Records for the exercise:
-- Start --

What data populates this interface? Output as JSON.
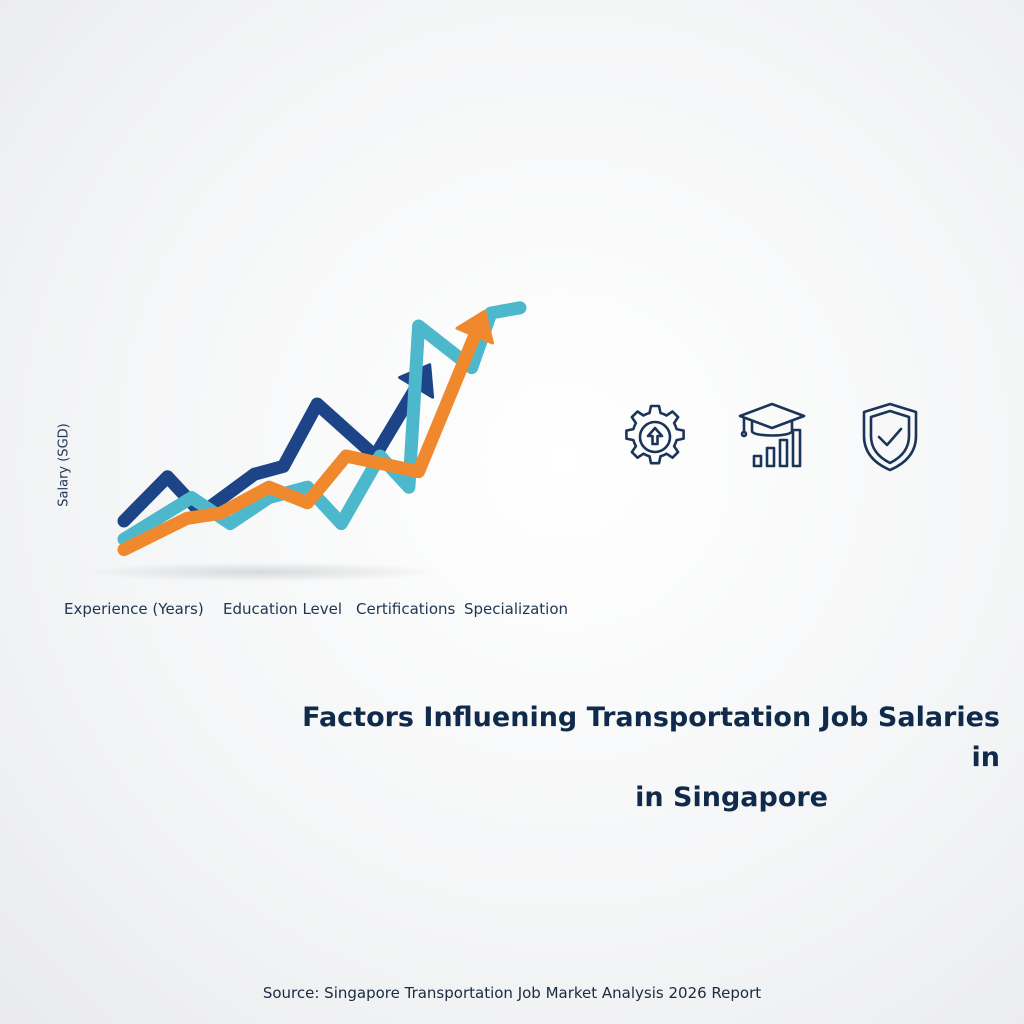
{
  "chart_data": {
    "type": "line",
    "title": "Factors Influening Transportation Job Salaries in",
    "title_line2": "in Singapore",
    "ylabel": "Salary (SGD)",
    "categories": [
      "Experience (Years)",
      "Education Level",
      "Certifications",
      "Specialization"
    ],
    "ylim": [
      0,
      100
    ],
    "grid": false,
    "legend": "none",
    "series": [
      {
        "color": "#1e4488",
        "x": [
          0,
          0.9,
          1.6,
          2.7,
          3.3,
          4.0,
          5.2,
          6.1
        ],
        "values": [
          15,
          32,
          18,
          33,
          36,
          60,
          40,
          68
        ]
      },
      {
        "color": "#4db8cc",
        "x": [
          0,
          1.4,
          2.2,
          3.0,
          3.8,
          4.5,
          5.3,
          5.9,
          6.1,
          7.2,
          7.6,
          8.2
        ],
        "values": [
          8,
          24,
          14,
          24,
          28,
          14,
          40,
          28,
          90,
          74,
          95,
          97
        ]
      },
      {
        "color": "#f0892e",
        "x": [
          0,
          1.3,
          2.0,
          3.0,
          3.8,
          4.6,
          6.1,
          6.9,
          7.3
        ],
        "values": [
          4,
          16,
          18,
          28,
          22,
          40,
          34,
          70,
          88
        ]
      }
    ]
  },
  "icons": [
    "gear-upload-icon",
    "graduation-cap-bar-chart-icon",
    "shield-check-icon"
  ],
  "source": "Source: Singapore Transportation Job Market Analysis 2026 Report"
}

-- End --

What the task requires: Leave out the pictures and output every record above precisely as given.

Worked solution:
What data populates this interface? Output as JSON.
{
  "chart_data": {
    "type": "line",
    "title": "Factors Influening Transportation Job Salaries in",
    "title_line2": "in Singapore",
    "ylabel": "Salary (SGD)",
    "categories": [
      "Experience (Years)",
      "Education Level",
      "Certifications",
      "Specialization"
    ],
    "ylim": [
      0,
      100
    ],
    "grid": false,
    "legend": "none",
    "series": [
      {
        "color": "#1e4488",
        "x": [
          0,
          0.9,
          1.6,
          2.7,
          3.3,
          4.0,
          5.2,
          6.1
        ],
        "values": [
          15,
          32,
          18,
          33,
          36,
          60,
          40,
          68
        ]
      },
      {
        "color": "#4db8cc",
        "x": [
          0,
          1.4,
          2.2,
          3.0,
          3.8,
          4.5,
          5.3,
          5.9,
          6.1,
          7.2,
          7.6,
          8.2
        ],
        "values": [
          8,
          24,
          14,
          24,
          28,
          14,
          40,
          28,
          90,
          74,
          95,
          97
        ]
      },
      {
        "color": "#f0892e",
        "x": [
          0,
          1.3,
          2.0,
          3.0,
          3.8,
          4.6,
          6.1,
          6.9,
          7.3
        ],
        "values": [
          4,
          16,
          18,
          28,
          22,
          40,
          34,
          70,
          88
        ]
      }
    ]
  },
  "icons": [
    "gear-upload-icon",
    "graduation-cap-bar-chart-icon",
    "shield-check-icon"
  ],
  "source": "Source: Singapore Transportation Job Market Analysis 2026 Report"
}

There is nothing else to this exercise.